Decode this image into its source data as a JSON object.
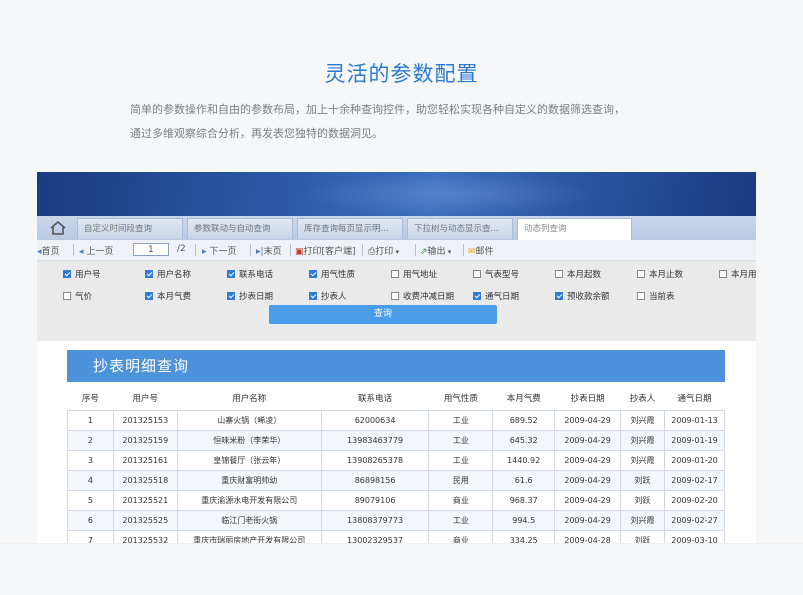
{
  "heading": "灵活的参数配置",
  "description": [
    "简单的参数操作和自由的参数布局，加上十余种查询控件，助您轻松实现各种自定义的数据筛选查询，",
    "通过多维观察综合分析，再发表您独特的数据洞见。"
  ],
  "tabs": [
    "自定义时间段查询",
    "参数联动与自动查询",
    "库存查询每页显示明...",
    "下拉树与动态显示查...",
    "动态列查询"
  ],
  "pager": {
    "first": "首页",
    "prev": "上一页",
    "page_value": "1",
    "total": "/2",
    "next": "下一页",
    "last": "末页",
    "print_client": "打印[客户端]",
    "print": "打印",
    "export": "输出",
    "mail": "邮件"
  },
  "filters": [
    {
      "label": "用户号",
      "checked": true
    },
    {
      "label": "用户名称",
      "checked": true
    },
    {
      "label": "联系电话",
      "checked": true
    },
    {
      "label": "用气性质",
      "checked": true
    },
    {
      "label": "用气地址",
      "checked": false
    },
    {
      "label": "气表型号",
      "checked": false
    },
    {
      "label": "本月起数",
      "checked": false
    },
    {
      "label": "本月止数",
      "checked": false
    },
    {
      "label": "本月用",
      "checked": false
    },
    {
      "label": "气价",
      "checked": false
    },
    {
      "label": "本月气费",
      "checked": true
    },
    {
      "label": "抄表日期",
      "checked": true
    },
    {
      "label": "抄表人",
      "checked": true
    },
    {
      "label": "收费冲减日期",
      "checked": false
    },
    {
      "label": "通气日期",
      "checked": true
    },
    {
      "label": "预收款余额",
      "checked": true
    },
    {
      "label": "当前表",
      "checked": false
    }
  ],
  "query_button": "查询",
  "panel_title": "抄表明细查询",
  "table": {
    "headers": [
      "序号",
      "用户号",
      "用户名称",
      "联系电话",
      "用气性质",
      "本月气费",
      "抄表日期",
      "抄表人",
      "通气日期"
    ],
    "rows": [
      [
        "1",
        "201325153",
        "山寨火锅（晞凌）",
        "62000634",
        "工业",
        "689.52",
        "2009-04-29",
        "刘兴霞",
        "2009-01-13"
      ],
      [
        "2",
        "201325159",
        "恒味米粉（李荣华）",
        "13983463779",
        "工业",
        "645.32",
        "2009-04-29",
        "刘兴霞",
        "2009-01-19"
      ],
      [
        "3",
        "201325161",
        "皇锦餐厅（张云年）",
        "13908265378",
        "工业",
        "1440.92",
        "2009-04-29",
        "刘兴霞",
        "2009-01-20"
      ],
      [
        "4",
        "201325518",
        "重庆财富明帅幼",
        "86898156",
        "民用",
        "61.6",
        "2009-04-29",
        "刘跃",
        "2009-02-17"
      ],
      [
        "5",
        "201325521",
        "重庆渝源水电开发有限公司",
        "89079106",
        "商业",
        "968.37",
        "2009-04-29",
        "刘跃",
        "2009-02-20"
      ],
      [
        "6",
        "201325525",
        "临江门老街火锅",
        "13808379773",
        "工业",
        "994.5",
        "2009-04-29",
        "刘兴霞",
        "2009-02-27"
      ],
      [
        "7",
        "201325532",
        "重庆市瑞丽房地产开发有限公司",
        "13002329537",
        "商业",
        "334.25",
        "2009-04-28",
        "刘跃",
        "2009-03-10"
      ]
    ]
  }
}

**SHORT EXERCISE:**
Print out the whole of the material word for word, without pictures.

**TASK RESPONSE:**
Decode this image into its source data as a JSON object.
{
  "heading": "灵活的参数配置",
  "description": [
    "简单的参数操作和自由的参数布局，加上十余种查询控件，助您轻松实现各种自定义的数据筛选查询，",
    "通过多维观察综合分析，再发表您独特的数据洞见。"
  ],
  "tabs": [
    "自定义时间段查询",
    "参数联动与自动查询",
    "库存查询每页显示明...",
    "下拉树与动态显示查...",
    "动态列查询"
  ],
  "pager": {
    "first": "首页",
    "prev": "上一页",
    "page_value": "1",
    "total": "/2",
    "next": "下一页",
    "last": "末页",
    "print_client": "打印[客户端]",
    "print": "打印",
    "export": "输出",
    "mail": "邮件"
  },
  "filters": [
    {
      "label": "用户号",
      "checked": true
    },
    {
      "label": "用户名称",
      "checked": true
    },
    {
      "label": "联系电话",
      "checked": true
    },
    {
      "label": "用气性质",
      "checked": true
    },
    {
      "label": "用气地址",
      "checked": false
    },
    {
      "label": "气表型号",
      "checked": false
    },
    {
      "label": "本月起数",
      "checked": false
    },
    {
      "label": "本月止数",
      "checked": false
    },
    {
      "label": "本月用",
      "checked": false
    },
    {
      "label": "气价",
      "checked": false
    },
    {
      "label": "本月气费",
      "checked": true
    },
    {
      "label": "抄表日期",
      "checked": true
    },
    {
      "label": "抄表人",
      "checked": true
    },
    {
      "label": "收费冲减日期",
      "checked": false
    },
    {
      "label": "通气日期",
      "checked": true
    },
    {
      "label": "预收款余额",
      "checked": true
    },
    {
      "label": "当前表",
      "checked": false
    }
  ],
  "query_button": "查询",
  "panel_title": "抄表明细查询",
  "table": {
    "headers": [
      "序号",
      "用户号",
      "用户名称",
      "联系电话",
      "用气性质",
      "本月气费",
      "抄表日期",
      "抄表人",
      "通气日期"
    ],
    "rows": [
      [
        "1",
        "201325153",
        "山寨火锅（晞凌）",
        "62000634",
        "工业",
        "689.52",
        "2009-04-29",
        "刘兴霞",
        "2009-01-13"
      ],
      [
        "2",
        "201325159",
        "恒味米粉（李荣华）",
        "13983463779",
        "工业",
        "645.32",
        "2009-04-29",
        "刘兴霞",
        "2009-01-19"
      ],
      [
        "3",
        "201325161",
        "皇锦餐厅（张云年）",
        "13908265378",
        "工业",
        "1440.92",
        "2009-04-29",
        "刘兴霞",
        "2009-01-20"
      ],
      [
        "4",
        "201325518",
        "重庆财富明帅幼",
        "86898156",
        "民用",
        "61.6",
        "2009-04-29",
        "刘跃",
        "2009-02-17"
      ],
      [
        "5",
        "201325521",
        "重庆渝源水电开发有限公司",
        "89079106",
        "商业",
        "968.37",
        "2009-04-29",
        "刘跃",
        "2009-02-20"
      ],
      [
        "6",
        "201325525",
        "临江门老街火锅",
        "13808379773",
        "工业",
        "994.5",
        "2009-04-29",
        "刘兴霞",
        "2009-02-27"
      ],
      [
        "7",
        "201325532",
        "重庆市瑞丽房地产开发有限公司",
        "13002329537",
        "商业",
        "334.25",
        "2009-04-28",
        "刘跃",
        "2009-03-10"
      ]
    ]
  }
}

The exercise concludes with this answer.